**What is being asked**
Repeat the listing that follows, character for character, minus the pictures.

**Extracted data**
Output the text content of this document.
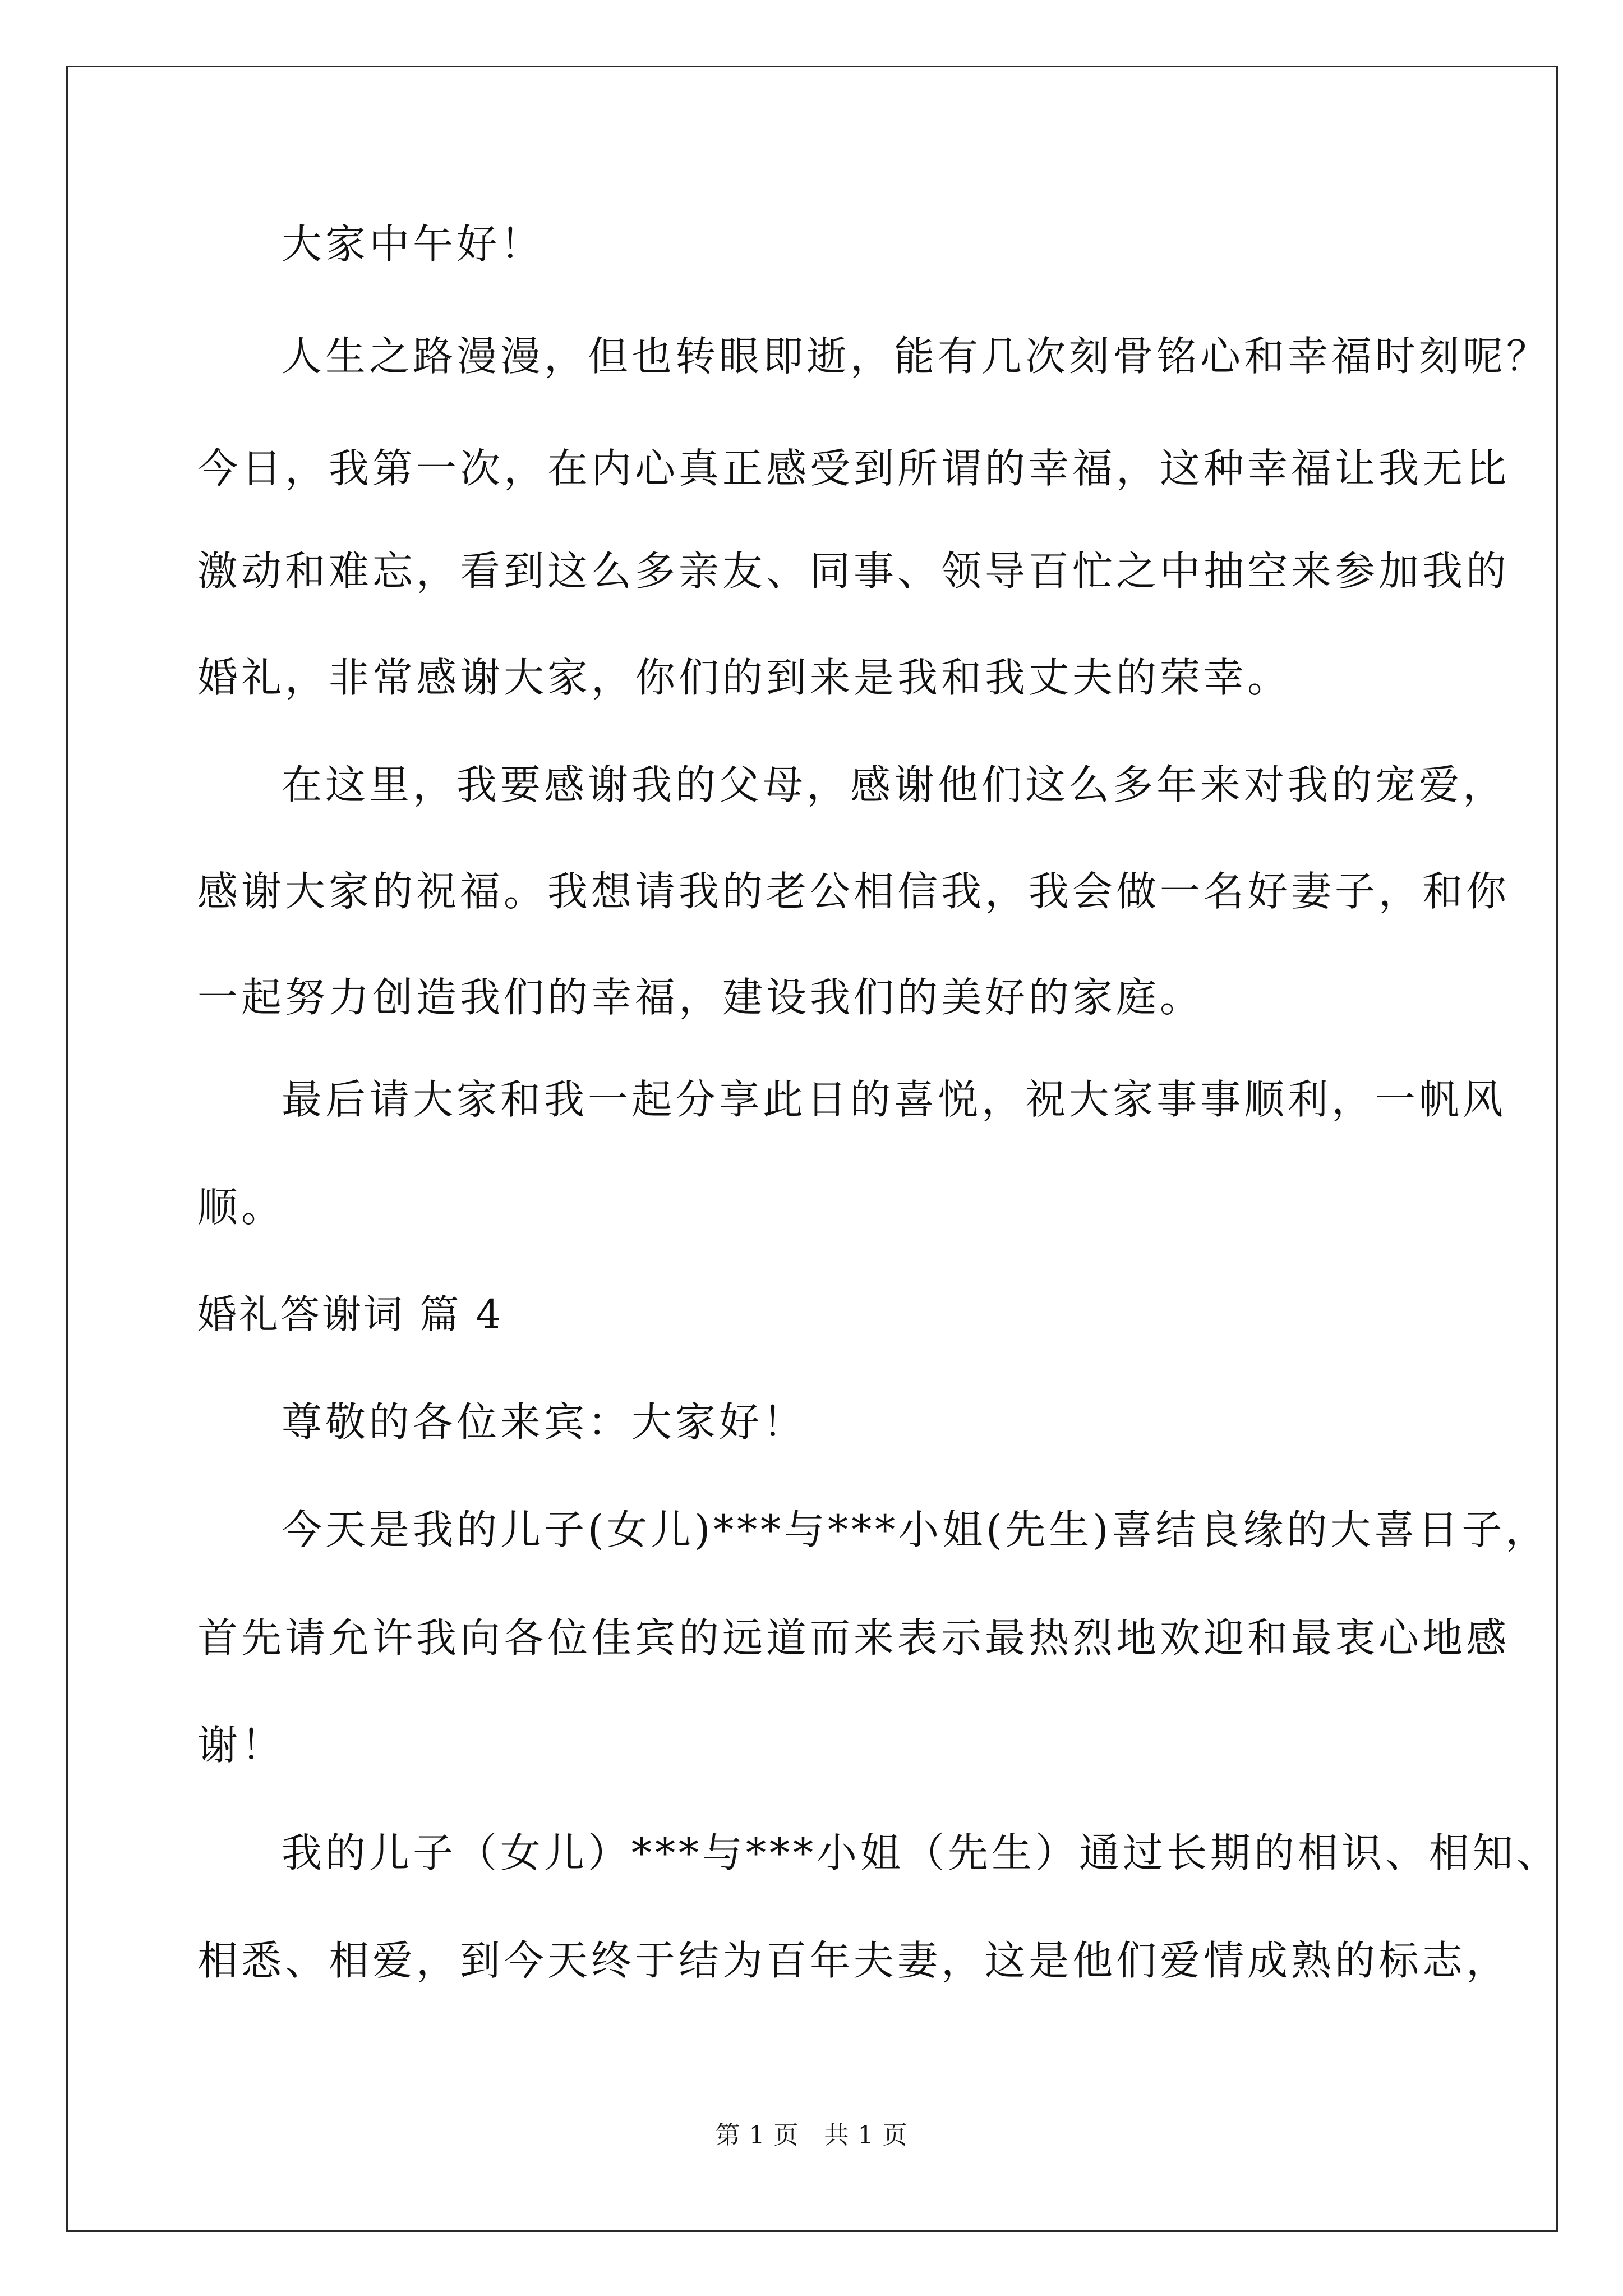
大家中午好！
人生之路漫漫，但也转眼即逝，能有几次刻骨铭心和幸福时刻呢？
今日，我第一次，在内心真正感受到所谓的幸福，这种幸福让我无比
激动和难忘，看到这么多亲友、同事、领导百忙之中抽空来参加我的
婚礼，非常感谢大家，你们的到来是我和我丈夫的荣幸。
在这里，我要感谢我的父母，感谢他们这么多年来对我的宠爱，
感谢大家的祝福。我想请我的老公相信我，我会做一名好妻子，和你
一起努力创造我们的幸福，建设我们的美好的家庭。
最后请大家和我一起分享此日的喜悦，祝大家事事顺利，一帆风
顺。
婚礼答谢词 篇 4
尊敬的各位来宾：大家好！
今天是我的儿子(女儿)***与***小姐(先生)喜结良缘的大喜日子，
首先请允许我向各位佳宾的远道而来表示最热烈地欢迎和最衷心地感
谢！
我的儿子（女儿）***与***小姐（先生）通过长期的相识、相知、
相悉、相爱，到今天终于结为百年夫妻，这是他们爱情成熟的标志，
第 1 页　共 1 页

**Answer**
Output the text content of this document.
大家中午好！
人生之路漫漫，但也转眼即逝，能有几次刻骨铭心和幸福时刻呢？
今日，我第一次，在内心真正感受到所谓的幸福，这种幸福让我无比
激动和难忘，看到这么多亲友、同事、领导百忙之中抽空来参加我的
婚礼，非常感谢大家，你们的到来是我和我丈夫的荣幸。
在这里，我要感谢我的父母，感谢他们这么多年来对我的宠爱，
感谢大家的祝福。我想请我的老公相信我，我会做一名好妻子，和你
一起努力创造我们的幸福，建设我们的美好的家庭。
最后请大家和我一起分享此日的喜悦，祝大家事事顺利，一帆风
顺。
婚礼答谢词 篇 4
尊敬的各位来宾：大家好！
今天是我的儿子(女儿)***与***小姐(先生)喜结良缘的大喜日子，
首先请允许我向各位佳宾的远道而来表示最热烈地欢迎和最衷心地感
谢！
我的儿子（女儿）***与***小姐（先生）通过长期的相识、相知、
相悉、相爱，到今天终于结为百年夫妻，这是他们爱情成熟的标志，
第 1 页　共 1 页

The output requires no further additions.